Retype every line of the records below without any changes, but leave the pictures out of your answer.

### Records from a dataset

▼

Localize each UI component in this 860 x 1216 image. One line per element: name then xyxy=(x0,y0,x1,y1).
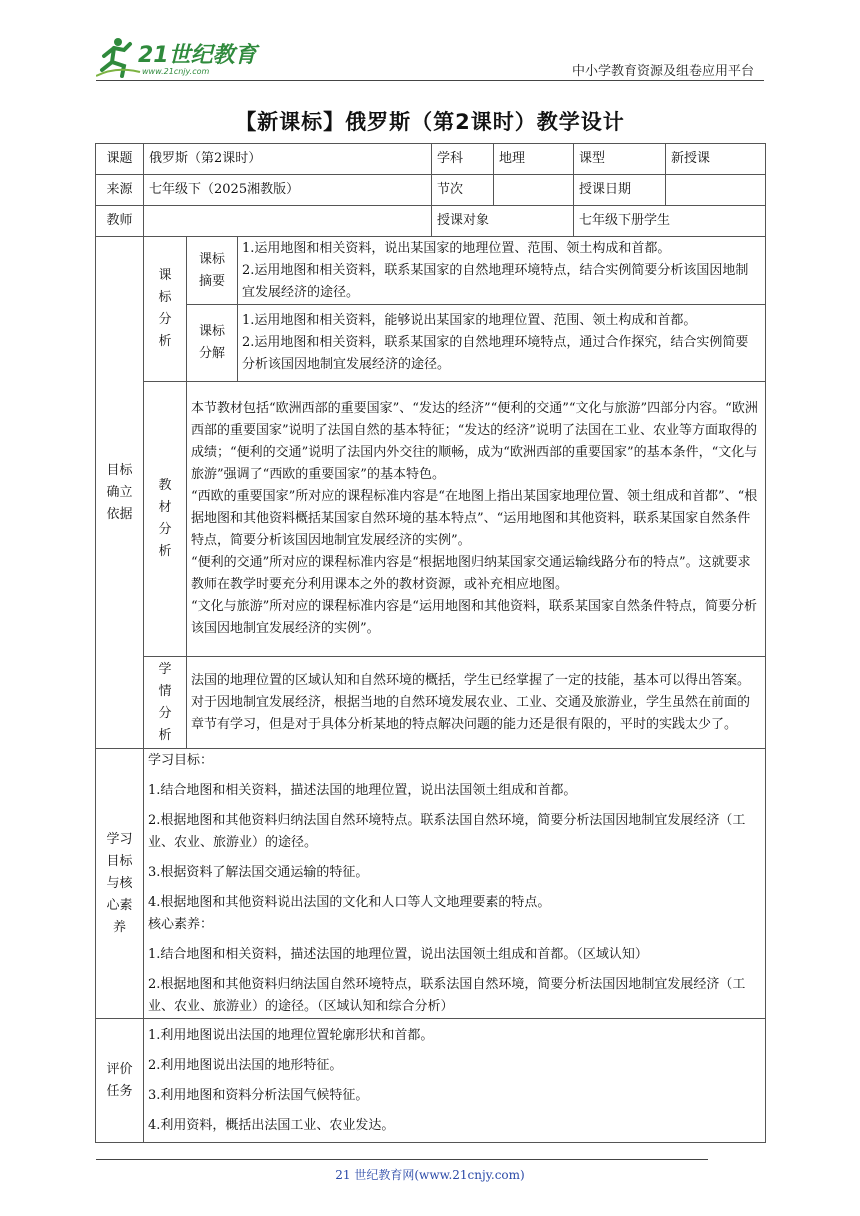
textbook-analysis-label: 教材分析 xyxy=(144,382,187,657)
lesson-plan-table xyxy=(95,143,766,1143)
type-label: 课型 xyxy=(574,144,666,175)
row-teacher xyxy=(96,206,766,237)
textbook-analysis-text: 本节教材包括“欧洲西部的重要国家”、“发达的经济”“便利的交通”“文化与旅游”四部分内容。“欧洲西部的重要国家”说明了法国自然的基本特征；“发达的经济”说明了法国在工业、农业等方面取得的成绩；“便利的交通”说明了法国内外交往的顺畅，成为“欧洲西部的重要国家”的基本条件，“文化与旅游”强调了“西欧的重要国家”的基本特色。 “西欧的重要国家”所对应的课程标准内容是“在地图上指出某国家地理位置、领土组成和首都”、“根据地图和其他资料概括某国家自然环境的基本特点”、“运用地图和其他资料，联系某国家自然条件特点，简要分析该国因地制宜发展经济的实例”。 “便利的交通”所对应的课程标准内容是“根据地图归纳某国家交通运输线路分布的特点”。这就要求教师在教学时要充分利用课本之外的教材资源，或补充相应地图。 “文化与旅游”所对应的课程标准内容是“运用地图和其他资料，联系某国家自然条件特点，简要分析该国因地制宜发展经济的实例”。 xyxy=(187,382,766,657)
svg-text:www.21cnjy.com: www.21cnjy.com xyxy=(142,67,210,76)
learning-text: 学习目标： 1.结合地图和相关资料，描述法国的地理位置，说出法国领土组成和首都。 2.根据地图和其他资料归纳法国自然环境特点。联系法国自然环境，简要分析法国因地制宜发展经济（工业、农业、旅游业）的途径。 3.根据资料了解法国交通运输的特征。 4.根据地图和其他资料说出法国的文化和人口等人文地理要素的特点。 核心素养： 1.结合地图和相关资料，描述法国的地理位置，说出法国领土组成和首都。（区域认知） 2.根据地图和其他资料归纳法国自然环境特点，联系法国自然环境，简要分析法国因地制宜发展经济（工业、农业、旅游业）的途径。（区域认知和综合分析） xyxy=(144,749,766,1019)
site-logo xyxy=(96,36,266,80)
source-label: 来源 xyxy=(96,175,144,206)
standard-analysis-label: 课标分析 xyxy=(144,237,187,382)
row-source xyxy=(96,175,766,206)
summary-label: 课标摘要 xyxy=(187,237,238,305)
date-label: 授课日期 xyxy=(574,175,666,206)
subject-label: 学科 xyxy=(432,144,494,175)
page-header xyxy=(0,0,860,90)
teacher-value xyxy=(144,206,432,237)
teacher-label: 教师 xyxy=(96,206,144,237)
learning-label: 学习目标与核心素养 xyxy=(96,749,144,1019)
row-evaluation xyxy=(96,1019,766,1143)
row-learning xyxy=(96,749,766,1019)
source-value: 七年级下（2025湘教版） xyxy=(144,175,432,206)
row-textbook-analysis xyxy=(96,382,766,657)
platform-name: 中小学教育资源及组卷应用平台 xyxy=(571,64,754,79)
target-label: 授课对象 xyxy=(432,206,574,237)
header-divider xyxy=(96,80,764,81)
date-value xyxy=(666,175,766,206)
svg-text:21世纪教育: 21世纪教育 xyxy=(138,43,257,68)
footer-link[interactable]: 21 世纪教育网(www.21cnjy.com) xyxy=(335,1168,525,1182)
summary-text: 1.运用地图和相关资料，说出某国家的地理位置、范围、领土构成和首都。 2.运用地图和相关资料，联系某国家的自然地理环境特点，结合实例简要分析该国因地制宜发展经济的途径。 xyxy=(238,237,766,305)
row-student-analysis xyxy=(96,657,766,749)
section-label: 节次 xyxy=(432,175,494,206)
footer-divider xyxy=(96,1159,708,1160)
evaluation-text: 1.利用地图说出法国的地理位置轮廓形状和首都。 2.利用地图说出法国的地形特征。 3.利用地图和资料分析法国气候特征。 4.利用资料，概括出法国工业、农业发达。 xyxy=(144,1019,766,1143)
subject-value: 地理 xyxy=(494,144,574,175)
document-title: 【新课标】俄罗斯（第2课时）教学设计 xyxy=(235,110,625,134)
topic-label: 课题 xyxy=(96,144,144,175)
student-analysis-label: 学情分析 xyxy=(144,657,187,749)
row-standard-summary xyxy=(96,237,766,305)
type-value: 新授课 xyxy=(666,144,766,175)
row-standard-decompose xyxy=(96,305,766,382)
section-value xyxy=(494,175,574,206)
evaluation-label: 评价任务 xyxy=(96,1019,144,1143)
decompose-text: 1.运用地图和相关资料，能够说出某国家的地理位置、范围、领土构成和首都。 2.运用地图和相关资料，联系某国家的自然地理环境特点，通过合作探究，结合实例简要分析该国因地制宜发展经济的途径。 xyxy=(238,305,766,382)
student-analysis-text: 法国的地理位置的区域认知和自然环境的概括，学生已经掌握了一定的技能，基本可以得出答案。对于因地制宜发展经济，根据当地的自然环境发展农业、工业、交通及旅游业，学生虽然在前面的章节有学习，但是对于具体分析某地的特点解决问题的能力还是很有限的，平时的实践太少了。 xyxy=(187,657,766,749)
topic-value: 俄罗斯（第2课时） xyxy=(144,144,432,175)
goal-basis-label: 目标确立依据 xyxy=(96,237,144,749)
target-value: 七年级下册学生 xyxy=(574,206,766,237)
decompose-label: 课标分解 xyxy=(187,305,238,382)
row-topic xyxy=(96,144,766,175)
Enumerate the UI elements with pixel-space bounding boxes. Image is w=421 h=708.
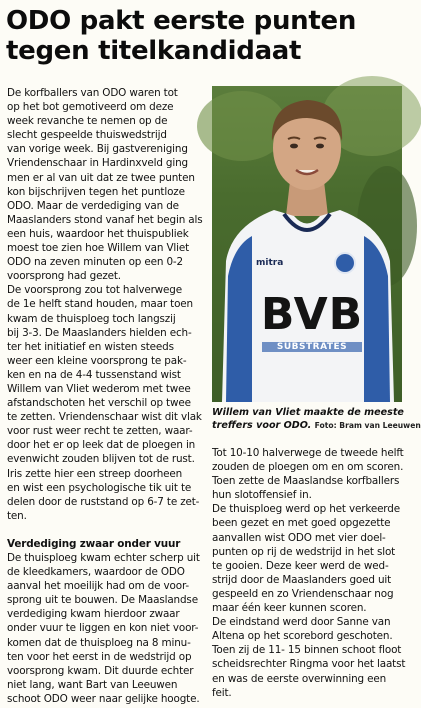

▲

### Full output
Localize each UI component in this 860 x 1216 image. One line per element: name then xyxy=(x0,y0,x1,y1).
textbook-analysis-label: 教材分析 xyxy=(144,382,187,657)
lesson-plan-table xyxy=(95,143,766,1143)
type-label: 课型 xyxy=(574,144,666,175)
row-teacher xyxy=(96,206,766,237)
textbook-analysis-text: 本节教材包括“欧洲西部的重要国家”、“发达的经济”“便利的交通”“文化与旅游”四部分内容。“欧洲西部的重要国家”说明了法国自然的基本特征；“发达的经济”说明了法国在工业、农业等方面取得的成绩；“便利的交通”说明了法国内外交往的顺畅，成为“欧洲西部的重要国家”的基本条件，“文化与旅游”强调了“西欧的重要国家”的基本特色。 “西欧的重要国家”所对应的课程标准内容是“在地图上指出某国家地理位置、领土组成和首都”、“根据地图和其他资料概括某国家自然环境的基本特点”、“运用地图和其他资料，联系某国家自然条件特点，简要分析该国因地制宜发展经济的实例”。 “便利的交通”所对应的课程标准内容是“根据地图归纳某国家交通运输线路分布的特点”。这就要求教师在教学时要充分利用课本之外的教材资源，或补充相应地图。 “文化与旅游”所对应的课程标准内容是“运用地图和其他资料，联系某国家自然条件特点，简要分析该国因地制宜发展经济的实例”。 xyxy=(187,382,766,657)
svg-text:www.21cnjy.com: www.21cnjy.com xyxy=(142,67,210,76)
learning-text: 学习目标： 1.结合地图和相关资料，描述法国的地理位置，说出法国领土组成和首都。 2.根据地图和其他资料归纳法国自然环境特点。联系法国自然环境，简要分析法国因地制宜发展经济（工业、农业、旅游业）的途径。 3.根据资料了解法国交通运输的特征。 4.根据地图和其他资料说出法国的文化和人口等人文地理要素的特点。 核心素养： 1.结合地图和相关资料，描述法国的地理位置，说出法国领土组成和首都。（区域认知） 2.根据地图和其他资料归纳法国自然环境特点，联系法国自然环境，简要分析法国因地制宜发展经济（工业、农业、旅游业）的途径。（区域认知和综合分析） xyxy=(144,749,766,1019)
site-logo xyxy=(96,36,266,80)
source-label: 来源 xyxy=(96,175,144,206)
standard-analysis-label: 课标分析 xyxy=(144,237,187,382)
row-source xyxy=(96,175,766,206)
summary-label: 课标摘要 xyxy=(187,237,238,305)
date-label: 授课日期 xyxy=(574,175,666,206)
subject-label: 学科 xyxy=(432,144,494,175)
page-header xyxy=(0,0,860,90)
teacher-value xyxy=(144,206,432,237)
teacher-label: 教师 xyxy=(96,206,144,237)
learning-label: 学习目标与核心素养 xyxy=(96,749,144,1019)
row-evaluation xyxy=(96,1019,766,1143)
row-learning xyxy=(96,749,766,1019)
source-value: 七年级下（2025湘教版） xyxy=(144,175,432,206)
row-textbook-analysis xyxy=(96,382,766,657)
platform-name: 中小学教育资源及组卷应用平台 xyxy=(571,64,754,79)
target-label: 授课对象 xyxy=(432,206,574,237)
header-divider xyxy=(96,80,764,81)
date-value xyxy=(666,175,766,206)
svg-text:21世纪教育: 21世纪教育 xyxy=(138,43,257,68)
footer-link[interactable]: 21 世纪教育网(www.21cnjy.com) xyxy=(335,1168,525,1182)
summary-text: 1.运用地图和相关资料，说出某国家的地理位置、范围、领土构成和首都。 2.运用地图和相关资料，联系某国家的自然地理环境特点，结合实例简要分析该国因地制宜发展经济的途径。 xyxy=(238,237,766,305)
row-student-analysis xyxy=(96,657,766,749)
section-label: 节次 xyxy=(432,175,494,206)
footer-divider xyxy=(96,1159,708,1160)
evaluation-text: 1.利用地图说出法国的地理位置轮廓形状和首都。 2.利用地图说出法国的地形特征。 3.利用地图和资料分析法国气候特征。 4.利用资料，概括出法国工业、农业发达。 xyxy=(144,1019,766,1143)
subject-value: 地理 xyxy=(494,144,574,175)
document-title: 【新课标】俄罗斯（第2课时）教学设计 xyxy=(235,110,625,134)
topic-label: 课题 xyxy=(96,144,144,175)
student-analysis-label: 学情分析 xyxy=(144,657,187,749)
row-standard-summary xyxy=(96,237,766,305)
type-value: 新授课 xyxy=(666,144,766,175)
row-standard-decompose xyxy=(96,305,766,382)
section-value xyxy=(494,175,574,206)
evaluation-label: 评价任务 xyxy=(96,1019,144,1143)
decompose-text: 1.运用地图和相关资料，能够说出某国家的地理位置、范围、领土构成和首都。 2.运用地图和相关资料，联系某国家的自然地理环境特点，通过合作探究，结合实例简要分析该国因地制宜发展经济的途径。 xyxy=(238,305,766,382)
student-analysis-text: 法国的地理位置的区域认知和自然环境的概括，学生已经掌握了一定的技能，基本可以得出答案。对于因地制宜发展经济，根据当地的自然环境发展农业、工业、交通及旅游业，学生虽然在前面的章节有学习，但是对于具体分析某地的特点解决问题的能力还是很有限的，平时的实践太少了。 xyxy=(187,657,766,749)
topic-value: 俄罗斯（第2课时） xyxy=(144,144,432,175)
goal-basis-label: 目标确立依据 xyxy=(96,237,144,749)
target-value: 七年级下册学生 xyxy=(574,206,766,237)
decompose-label: 课标分解 xyxy=(187,305,238,382)
row-topic xyxy=(96,144,766,175)
Enumerate the UI elements with pixel-space bounding boxes. Image is w=421 h=708.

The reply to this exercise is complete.